[Start MATERIAL]

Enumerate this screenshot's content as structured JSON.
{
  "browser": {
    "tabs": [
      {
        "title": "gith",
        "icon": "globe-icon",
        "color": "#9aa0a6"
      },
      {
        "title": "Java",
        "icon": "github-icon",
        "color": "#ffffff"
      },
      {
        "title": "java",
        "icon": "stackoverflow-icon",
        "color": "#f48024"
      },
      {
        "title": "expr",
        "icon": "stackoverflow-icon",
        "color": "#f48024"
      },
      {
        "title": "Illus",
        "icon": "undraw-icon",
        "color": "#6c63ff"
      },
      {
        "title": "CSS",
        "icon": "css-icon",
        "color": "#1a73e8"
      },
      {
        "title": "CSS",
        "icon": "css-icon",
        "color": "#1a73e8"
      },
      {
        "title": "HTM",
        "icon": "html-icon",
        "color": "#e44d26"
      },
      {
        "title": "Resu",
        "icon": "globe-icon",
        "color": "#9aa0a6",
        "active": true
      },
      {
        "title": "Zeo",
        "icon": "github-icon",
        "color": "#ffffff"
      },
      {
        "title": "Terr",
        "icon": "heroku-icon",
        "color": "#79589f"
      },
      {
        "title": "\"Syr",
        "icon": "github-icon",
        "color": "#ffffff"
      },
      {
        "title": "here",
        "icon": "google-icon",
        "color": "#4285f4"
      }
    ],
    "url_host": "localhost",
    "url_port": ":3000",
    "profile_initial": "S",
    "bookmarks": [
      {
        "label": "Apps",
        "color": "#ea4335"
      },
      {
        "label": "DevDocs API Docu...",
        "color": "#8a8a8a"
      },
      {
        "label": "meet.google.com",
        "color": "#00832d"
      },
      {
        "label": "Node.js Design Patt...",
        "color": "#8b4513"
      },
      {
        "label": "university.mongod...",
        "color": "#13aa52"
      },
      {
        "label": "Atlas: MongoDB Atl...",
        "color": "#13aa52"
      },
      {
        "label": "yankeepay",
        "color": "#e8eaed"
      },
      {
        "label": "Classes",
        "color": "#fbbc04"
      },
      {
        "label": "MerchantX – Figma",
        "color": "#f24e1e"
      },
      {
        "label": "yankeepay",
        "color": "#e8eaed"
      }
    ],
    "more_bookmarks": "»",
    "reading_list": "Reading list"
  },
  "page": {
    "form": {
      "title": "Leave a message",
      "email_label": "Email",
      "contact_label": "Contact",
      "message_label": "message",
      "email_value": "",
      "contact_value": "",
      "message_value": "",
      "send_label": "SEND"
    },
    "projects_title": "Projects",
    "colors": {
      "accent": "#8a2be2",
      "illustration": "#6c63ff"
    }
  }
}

[End MATERIAL]

Transcribe the entire listing above precisely.

Enumerate this screenshot's content as structured JSON.
{
  "browser": {
    "tabs": [
      {
        "title": "gith",
        "icon": "globe-icon",
        "color": "#9aa0a6"
      },
      {
        "title": "Java",
        "icon": "github-icon",
        "color": "#ffffff"
      },
      {
        "title": "java",
        "icon": "stackoverflow-icon",
        "color": "#f48024"
      },
      {
        "title": "expr",
        "icon": "stackoverflow-icon",
        "color": "#f48024"
      },
      {
        "title": "Illus",
        "icon": "undraw-icon",
        "color": "#6c63ff"
      },
      {
        "title": "CSS",
        "icon": "css-icon",
        "color": "#1a73e8"
      },
      {
        "title": "CSS",
        "icon": "css-icon",
        "color": "#1a73e8"
      },
      {
        "title": "HTM",
        "icon": "html-icon",
        "color": "#e44d26"
      },
      {
        "title": "Resu",
        "icon": "globe-icon",
        "color": "#9aa0a6",
        "active": true
      },
      {
        "title": "Zeo",
        "icon": "github-icon",
        "color": "#ffffff"
      },
      {
        "title": "Terr",
        "icon": "heroku-icon",
        "color": "#79589f"
      },
      {
        "title": "\"Syr",
        "icon": "github-icon",
        "color": "#ffffff"
      },
      {
        "title": "here",
        "icon": "google-icon",
        "color": "#4285f4"
      }
    ],
    "url_host": "localhost",
    "url_port": ":3000",
    "profile_initial": "S",
    "bookmarks": [
      {
        "label": "Apps",
        "color": "#ea4335"
      },
      {
        "label": "DevDocs API Docu...",
        "color": "#8a8a8a"
      },
      {
        "label": "meet.google.com",
        "color": "#00832d"
      },
      {
        "label": "Node.js Design Patt...",
        "color": "#8b4513"
      },
      {
        "label": "university.mongod...",
        "color": "#13aa52"
      },
      {
        "label": "Atlas: MongoDB Atl...",
        "color": "#13aa52"
      },
      {
        "label": "yankeepay",
        "color": "#e8eaed"
      },
      {
        "label": "Classes",
        "color": "#fbbc04"
      },
      {
        "label": "MerchantX – Figma",
        "color": "#f24e1e"
      },
      {
        "label": "yankeepay",
        "color": "#e8eaed"
      }
    ],
    "more_bookmarks": "»",
    "reading_list": "Reading list"
  },
  "page": {
    "form": {
      "title": "Leave a message",
      "email_label": "Email",
      "contact_label": "Contact",
      "message_label": "message",
      "email_value": "",
      "contact_value": "",
      "message_value": "",
      "send_label": "SEND"
    },
    "projects_title": "Projects",
    "colors": {
      "accent": "#8a2be2",
      "illustration": "#6c63ff"
    }
  }
}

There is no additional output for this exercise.